• _GOAL_
Reproduce the lines beginning with the one that contains "154, 174, 174]" and continuing through the one that contains "62, 74, 68]", including both of those.

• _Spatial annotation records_

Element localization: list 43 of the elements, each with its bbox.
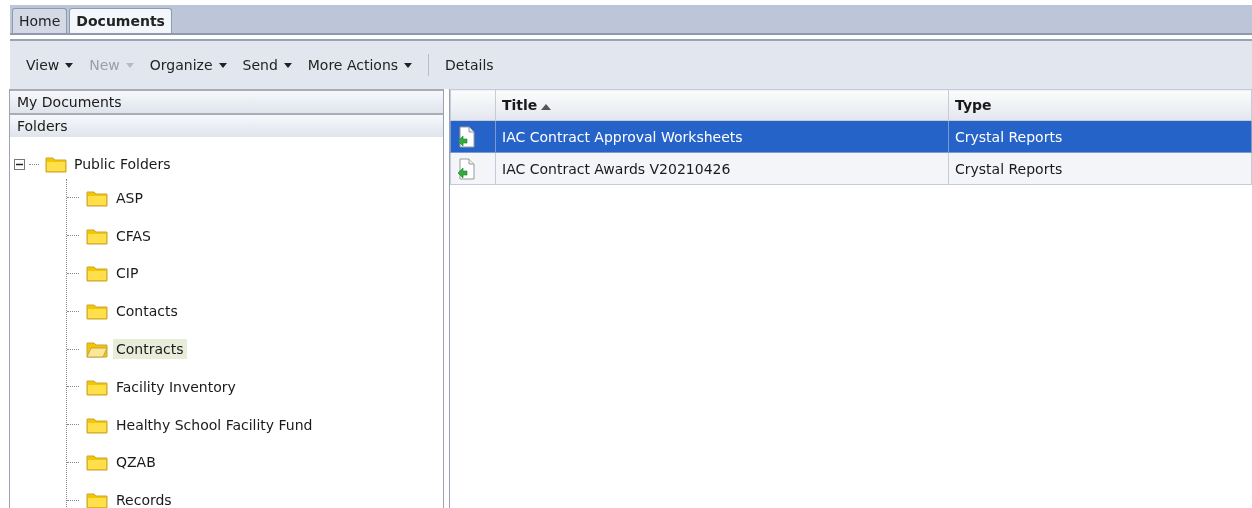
tree-item[interactable]: Public Folders	[71, 154, 174, 174]
menu-button[interactable]: Organize	[141, 57, 235, 73]
menu-button[interactable]: Send	[234, 57, 300, 73]
section-header[interactable]: Folders	[10, 113, 443, 137]
folder-icon	[86, 226, 108, 245]
caret-icon	[65, 62, 74, 68]
table-cell: Crystal Reports	[948, 120, 1252, 153]
caret-icon	[283, 62, 292, 68]
section-header[interactable]: My Documents	[10, 89, 443, 113]
open-folder-icon	[86, 340, 108, 359]
folder-icon	[86, 453, 108, 472]
folder-icon	[86, 264, 108, 283]
tree-item[interactable]: QZAB	[113, 452, 159, 473]
menu-button[interactable]: More Actions	[299, 57, 421, 73]
folder-icon	[86, 377, 108, 396]
caret-icon	[125, 62, 134, 68]
folder-icon	[86, 415, 108, 434]
folder-icon	[86, 188, 108, 207]
tree-item[interactable]: Contacts	[113, 301, 181, 322]
folder-icon	[45, 155, 67, 173]
column-header[interactable]: Title	[495, 89, 949, 121]
tree-item[interactable]: CFAS	[113, 225, 154, 246]
tab[interactable]: Documents	[69, 8, 172, 33]
tab[interactable]: Home	[12, 8, 68, 33]
tree-item[interactable]: Records	[113, 490, 175, 508]
folder-icon	[86, 491, 108, 508]
table-cell[interactable]: IAC Contract Approval Worksheets	[495, 120, 949, 153]
tree-item[interactable]: ASP	[113, 187, 146, 208]
tree-item[interactable]: Facility Inventory	[113, 376, 239, 397]
caret-icon	[218, 62, 227, 68]
column-header[interactable]: Type	[948, 89, 1252, 121]
toolbar-button[interactable]: Details	[437, 57, 502, 73]
menu-button[interactable]: View	[18, 57, 82, 73]
caret-icon	[404, 62, 413, 68]
tree-item[interactable]: Healthy School Facility Fund	[113, 414, 316, 435]
tree-item[interactable]: CIP	[113, 263, 142, 284]
table-cell[interactable]: IAC Contract Awards V20210426	[495, 152, 949, 185]
table-cell: Crystal Reports	[948, 152, 1252, 185]
report-icon	[457, 157, 475, 180]
tree-item[interactable]: Contracts	[113, 339, 187, 360]
report-icon	[457, 125, 475, 148]
collapse-icon[interactable]	[14, 158, 25, 170]
folder-icon	[86, 302, 108, 321]
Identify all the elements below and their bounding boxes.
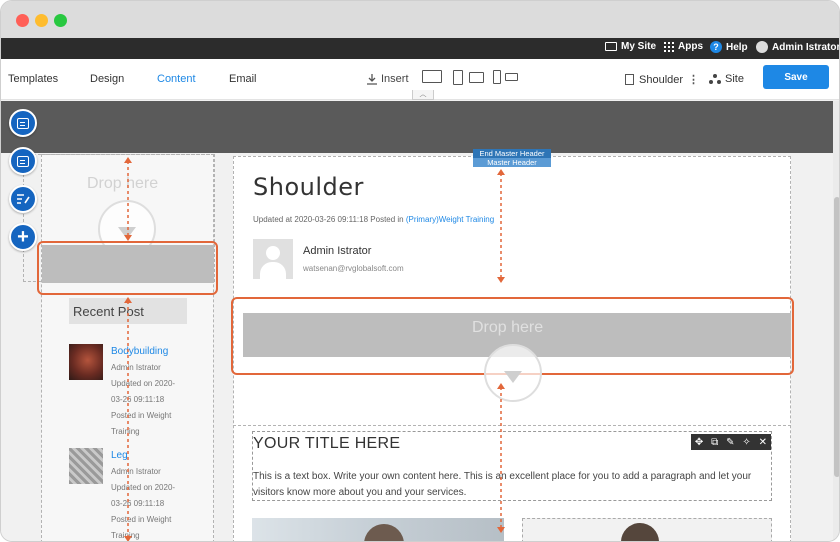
recent-post-title-leg[interactable]: Leg [111,450,128,461]
post-meta: Updated at 2020-03-26 09:11:18 Posted in… [253,215,494,224]
page-icon [625,74,634,85]
author-email: watsenan@rvglobalsoft.com [303,264,404,273]
author-avatar [253,239,293,279]
text-box-toolbar: ✥ ⧉ ✎ ✧ ✕ [691,434,771,450]
layout-icon[interactable] [9,109,37,137]
left-drop-highlight [37,241,218,295]
left-drop-here-label: Drop here [87,175,159,192]
page-selector[interactable]: Shoulder ⋮ [625,73,699,86]
top-bar: My Site Apps ? Help Admin Istrator [1,38,840,59]
recent-post-posted-in: Posted in Weight [111,515,172,524]
vertical-scrollbar[interactable] [833,101,839,541]
app-window: My Site Apps ? Help Admin Istrator Templ… [0,0,840,542]
my-site-link[interactable]: My Site [605,41,656,52]
scrollbar-thumb[interactable] [834,197,839,477]
save-button[interactable]: Save [763,65,829,89]
author-name: Admin Istrator [303,245,372,257]
text-box-body[interactable]: This is a text box. Write your own conte… [253,469,767,501]
master-header-area[interactable] [1,101,833,153]
tablet-landscape-icon[interactable] [469,72,484,83]
recent-post-time: 03-26 09:11:18 [111,499,165,508]
bodybuilding-thumbnail[interactable] [69,344,103,380]
my-site-label: My Site [621,41,657,52]
kebab-menu-icon[interactable]: ⋮ [688,73,699,86]
close-window-button[interactable] [16,14,29,27]
desktop-view-icon[interactable] [422,70,442,83]
recent-post-category: Training [111,531,140,540]
master-header-label: Master Header [487,158,537,167]
move-icon[interactable]: ✥ [695,437,703,448]
recent-post-author: Admin Istrator [111,467,161,476]
maximize-window-button[interactable] [54,14,67,27]
recent-post-category: Training [111,427,140,436]
monitor-icon [605,42,617,51]
post-title[interactable]: Shoulder [253,173,364,201]
copy-icon[interactable]: ⧉ [711,437,718,448]
edit-list-icon[interactable] [9,185,37,213]
end-master-header-label: End Master Header [473,149,551,158]
site-label: Site [725,73,744,85]
avatar-icon [756,41,768,53]
section-divider [233,425,791,426]
tab-content[interactable]: Content [157,73,196,85]
user-menu[interactable]: Admin Istrator [756,41,840,53]
master-header-tag: End Master Header Master Header [473,149,551,167]
image-block-1[interactable] [252,518,504,541]
apps-link[interactable]: Apps [664,41,703,52]
page-icon[interactable] [9,147,37,175]
plus-icon[interactable]: + [9,223,37,251]
recent-post-updated: Updated on 2020- [111,483,176,492]
sitemap-icon [709,74,721,84]
insert-label: Insert [381,73,409,85]
help-link[interactable]: ? Help [710,41,748,53]
help-label: Help [726,41,748,53]
download-icon [367,73,377,85]
recent-post-title-bodybuilding[interactable]: Bodybuilding [111,346,168,357]
mobile-portrait-icon[interactable] [493,70,501,84]
magic-icon[interactable]: ✧ [742,437,750,448]
tablet-portrait-icon[interactable] [453,70,463,85]
recent-post-updated: Updated on 2020- [111,379,176,388]
main-drop-target-icon [484,344,542,402]
recent-post-author: Admin Istrator [111,363,161,372]
title-bar [1,1,839,38]
mobile-landscape-icon[interactable] [505,73,518,81]
paint-icon[interactable]: ✎ [726,437,734,448]
image-block-2[interactable] [522,518,772,541]
leg-thumbnail[interactable] [69,448,103,484]
page-name: Shoulder [639,73,684,86]
tab-design[interactable]: Design [90,73,124,85]
recent-post-heading: Recent Post [69,298,187,324]
insert-button[interactable]: Insert [367,73,409,85]
user-name: Admin Istrator [772,41,840,53]
recent-post-posted-in: Posted in Weight [111,411,172,420]
post-meta-prefix: Updated at 2020-03-26 09:11:18 Posted in [253,215,406,224]
post-category-link[interactable]: (Primary)Weight Training [406,215,494,224]
close-icon[interactable]: ✕ [759,437,767,448]
minimize-window-button[interactable] [35,14,48,27]
help-icon: ? [710,41,722,53]
tab-templates[interactable]: Templates [8,73,58,85]
tab-email[interactable]: Email [229,73,257,85]
recent-post-time: 03-26 09:11:18 [111,395,165,404]
apps-label: Apps [678,41,703,52]
collapse-toolbar-tab[interactable]: ︿ [412,90,434,100]
apps-grid-icon [664,41,674,52]
site-menu[interactable]: Site [709,73,744,85]
text-box-title[interactable]: YOUR TITLE HERE [253,435,400,453]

• _ANSWER BELOW_
tree-item[interactable]: Public Folders	[71, 154, 174, 174]
menu-button[interactable]: Organize	[141, 57, 235, 73]
menu-button[interactable]: Send	[234, 57, 300, 73]
section-header[interactable]: Folders	[10, 113, 443, 137]
folder-icon	[86, 226, 108, 245]
caret-icon	[65, 62, 74, 68]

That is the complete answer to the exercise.